• **What the task asks**
Every record must be restated exactly as written.

• **Source material**

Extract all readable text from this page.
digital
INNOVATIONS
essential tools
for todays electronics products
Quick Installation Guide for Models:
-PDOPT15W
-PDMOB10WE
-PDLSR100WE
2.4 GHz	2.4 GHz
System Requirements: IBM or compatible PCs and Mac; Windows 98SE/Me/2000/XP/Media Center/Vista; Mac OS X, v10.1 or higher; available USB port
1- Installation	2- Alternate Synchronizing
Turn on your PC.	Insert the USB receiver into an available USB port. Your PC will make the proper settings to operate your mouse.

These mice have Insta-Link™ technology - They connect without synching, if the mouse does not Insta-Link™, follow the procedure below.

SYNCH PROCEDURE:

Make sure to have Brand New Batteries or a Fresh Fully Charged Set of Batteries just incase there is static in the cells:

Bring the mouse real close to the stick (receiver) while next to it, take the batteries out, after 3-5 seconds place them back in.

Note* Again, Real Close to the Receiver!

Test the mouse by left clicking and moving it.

• **Task result**
Extract all readable text from this page.
digital
INNOVATIONS
essential tools
for todays electronics products
Quick Installation Guide for Models:
-PDOPT15W
-PDMOB10WE
-PDLSR100WE
2.4 GHz	2.4 GHz
System Requirements: IBM or compatible PCs and Mac; Windows 98SE/Me/2000/XP/Media Center/Vista; Mac OS X, v10.1 or higher; available USB port
1- Installation	2- Alternate Synchronizing
Turn on your PC.	Insert the USB receiver into an available USB port. Your PC will make the proper settings to operate your mouse.

These mice have Insta-Link™ technology - They connect without synching, if the mouse does not Insta-Link™, follow the procedure below.

SYNCH PROCEDURE:

Make sure to have Brand New Batteries or a Fresh Fully Charged Set of Batteries just incase there is static in the cells:

Bring the mouse real close to the stick (receiver) while next to it, take the batteries out, after 3-5 seconds place them back in.

Note* Again, Real Close to the Receiver!

Test the mouse by left clicking and moving it.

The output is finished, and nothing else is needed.